__GOAL OF THE EXERCISE__
Find how many lines in the data below mention "name". Give the number only.
--- DATASET RECORDS Enclosed Below ---
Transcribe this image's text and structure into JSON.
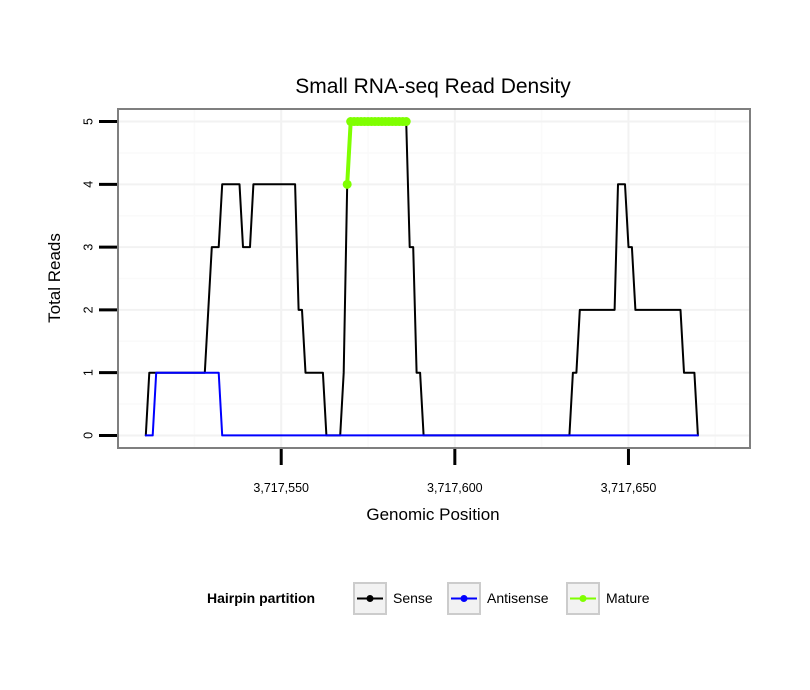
{
  "chart_data": {
    "type": "line",
    "title": "Small RNA-seq Read Density",
    "xlabel": "Genomic Position",
    "ylabel": "Total Reads",
    "xlim": [
      3717503,
      3717685
    ],
    "ylim": [
      -0.2,
      5.2
    ],
    "x_ticks": [
      {
        "value": 3717550,
        "label": "3,717,550"
      },
      {
        "value": 3717600,
        "label": "3,717,600"
      },
      {
        "value": 3717650,
        "label": "3,717,650"
      }
    ],
    "y_ticks": [
      {
        "value": 0,
        "label": "0"
      },
      {
        "value": 1,
        "label": "1"
      },
      {
        "value": 2,
        "label": "2"
      },
      {
        "value": 3,
        "label": "3"
      },
      {
        "value": 4,
        "label": "4"
      },
      {
        "value": 5,
        "label": "5"
      }
    ],
    "grid": true,
    "legend": {
      "title": "Hairpin partition",
      "position": "bottom",
      "entries": [
        {
          "name": "Sense",
          "color": "#000000"
        },
        {
          "name": "Antisense",
          "color": "#0000ff"
        },
        {
          "name": "Mature",
          "color": "#7fff00"
        }
      ]
    },
    "series": [
      {
        "name": "Sense",
        "color": "#000000",
        "points": [
          [
            3717511,
            0
          ],
          [
            3717512,
            1
          ],
          [
            3717513,
            1
          ],
          [
            3717514,
            1
          ],
          [
            3717515,
            1
          ],
          [
            3717516,
            1
          ],
          [
            3717517,
            1
          ],
          [
            3717518,
            1
          ],
          [
            3717519,
            1
          ],
          [
            3717520,
            1
          ],
          [
            3717521,
            1
          ],
          [
            3717522,
            1
          ],
          [
            3717523,
            1
          ],
          [
            3717524,
            1
          ],
          [
            3717525,
            1
          ],
          [
            3717526,
            1
          ],
          [
            3717527,
            1
          ],
          [
            3717528,
            1
          ],
          [
            3717529,
            2
          ],
          [
            3717530,
            3
          ],
          [
            3717531,
            3
          ],
          [
            3717532,
            3
          ],
          [
            3717533,
            4
          ],
          [
            3717534,
            4
          ],
          [
            3717535,
            4
          ],
          [
            3717536,
            4
          ],
          [
            3717537,
            4
          ],
          [
            3717538,
            4
          ],
          [
            3717539,
            3
          ],
          [
            3717540,
            3
          ],
          [
            3717541,
            3
          ],
          [
            3717542,
            4
          ],
          [
            3717543,
            4
          ],
          [
            3717544,
            4
          ],
          [
            3717545,
            4
          ],
          [
            3717546,
            4
          ],
          [
            3717547,
            4
          ],
          [
            3717548,
            4
          ],
          [
            3717549,
            4
          ],
          [
            3717550,
            4
          ],
          [
            3717551,
            4
          ],
          [
            3717552,
            4
          ],
          [
            3717553,
            4
          ],
          [
            3717554,
            4
          ],
          [
            3717555,
            2
          ],
          [
            3717556,
            2
          ],
          [
            3717557,
            1
          ],
          [
            3717558,
            1
          ],
          [
            3717559,
            1
          ],
          [
            3717560,
            1
          ],
          [
            3717561,
            1
          ],
          [
            3717562,
            1
          ],
          [
            3717563,
            0
          ],
          [
            3717564,
            0
          ],
          [
            3717565,
            0
          ],
          [
            3717566,
            0
          ],
          [
            3717567,
            0
          ],
          [
            3717568,
            1
          ],
          [
            3717569,
            4
          ],
          [
            3717570,
            5
          ],
          [
            3717571,
            5
          ],
          [
            3717572,
            5
          ],
          [
            3717573,
            5
          ],
          [
            3717574,
            5
          ],
          [
            3717575,
            5
          ],
          [
            3717576,
            5
          ],
          [
            3717577,
            5
          ],
          [
            3717578,
            5
          ],
          [
            3717579,
            5
          ],
          [
            3717580,
            5
          ],
          [
            3717581,
            5
          ],
          [
            3717582,
            5
          ],
          [
            3717583,
            5
          ],
          [
            3717584,
            5
          ],
          [
            3717585,
            5
          ],
          [
            3717586,
            5
          ],
          [
            3717587,
            3
          ],
          [
            3717588,
            3
          ],
          [
            3717589,
            1
          ],
          [
            3717590,
            1
          ],
          [
            3717591,
            0
          ],
          [
            3717600,
            0
          ],
          [
            3717610,
            0
          ],
          [
            3717620,
            0
          ],
          [
            3717630,
            0
          ],
          [
            3717633,
            0
          ],
          [
            3717634,
            1
          ],
          [
            3717635,
            1
          ],
          [
            3717636,
            2
          ],
          [
            3717637,
            2
          ],
          [
            3717638,
            2
          ],
          [
            3717639,
            2
          ],
          [
            3717640,
            2
          ],
          [
            3717641,
            2
          ],
          [
            3717642,
            2
          ],
          [
            3717643,
            2
          ],
          [
            3717644,
            2
          ],
          [
            3717645,
            2
          ],
          [
            3717646,
            2
          ],
          [
            3717647,
            4
          ],
          [
            3717648,
            4
          ],
          [
            3717649,
            4
          ],
          [
            3717650,
            3
          ],
          [
            3717651,
            3
          ],
          [
            3717652,
            2
          ],
          [
            3717653,
            2
          ],
          [
            3717654,
            2
          ],
          [
            3717655,
            2
          ],
          [
            3717656,
            2
          ],
          [
            3717657,
            2
          ],
          [
            3717658,
            2
          ],
          [
            3717659,
            2
          ],
          [
            3717660,
            2
          ],
          [
            3717661,
            2
          ],
          [
            3717662,
            2
          ],
          [
            3717663,
            2
          ],
          [
            3717664,
            2
          ],
          [
            3717665,
            2
          ],
          [
            3717666,
            1
          ],
          [
            3717667,
            1
          ],
          [
            3717668,
            1
          ],
          [
            3717669,
            1
          ],
          [
            3717670,
            0
          ]
        ]
      },
      {
        "name": "Antisense",
        "color": "#0000ff",
        "points": [
          [
            3717511,
            0
          ],
          [
            3717513,
            0
          ],
          [
            3717514,
            1
          ],
          [
            3717515,
            1
          ],
          [
            3717520,
            1
          ],
          [
            3717525,
            1
          ],
          [
            3717530,
            1
          ],
          [
            3717532,
            1
          ],
          [
            3717533,
            0
          ],
          [
            3717540,
            0
          ],
          [
            3717560,
            0
          ],
          [
            3717580,
            0
          ],
          [
            3717600,
            0
          ],
          [
            3717620,
            0
          ],
          [
            3717640,
            0
          ],
          [
            3717660,
            0
          ],
          [
            3717670,
            0
          ]
        ]
      },
      {
        "name": "Mature",
        "color": "#7fff00",
        "points": [
          [
            3717569,
            4
          ],
          [
            3717570,
            5
          ],
          [
            3717571,
            5
          ],
          [
            3717572,
            5
          ],
          [
            3717573,
            5
          ],
          [
            3717574,
            5
          ],
          [
            3717575,
            5
          ],
          [
            3717576,
            5
          ],
          [
            3717577,
            5
          ],
          [
            3717578,
            5
          ],
          [
            3717579,
            5
          ],
          [
            3717580,
            5
          ],
          [
            3717581,
            5
          ],
          [
            3717582,
            5
          ],
          [
            3717583,
            5
          ],
          [
            3717584,
            5
          ],
          [
            3717585,
            5
          ],
          [
            3717586,
            5
          ]
        ]
      }
    ]
  }
}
--- End of Enclosed DATASET RECORDS ---
__EXERCISE SOLUTION__
6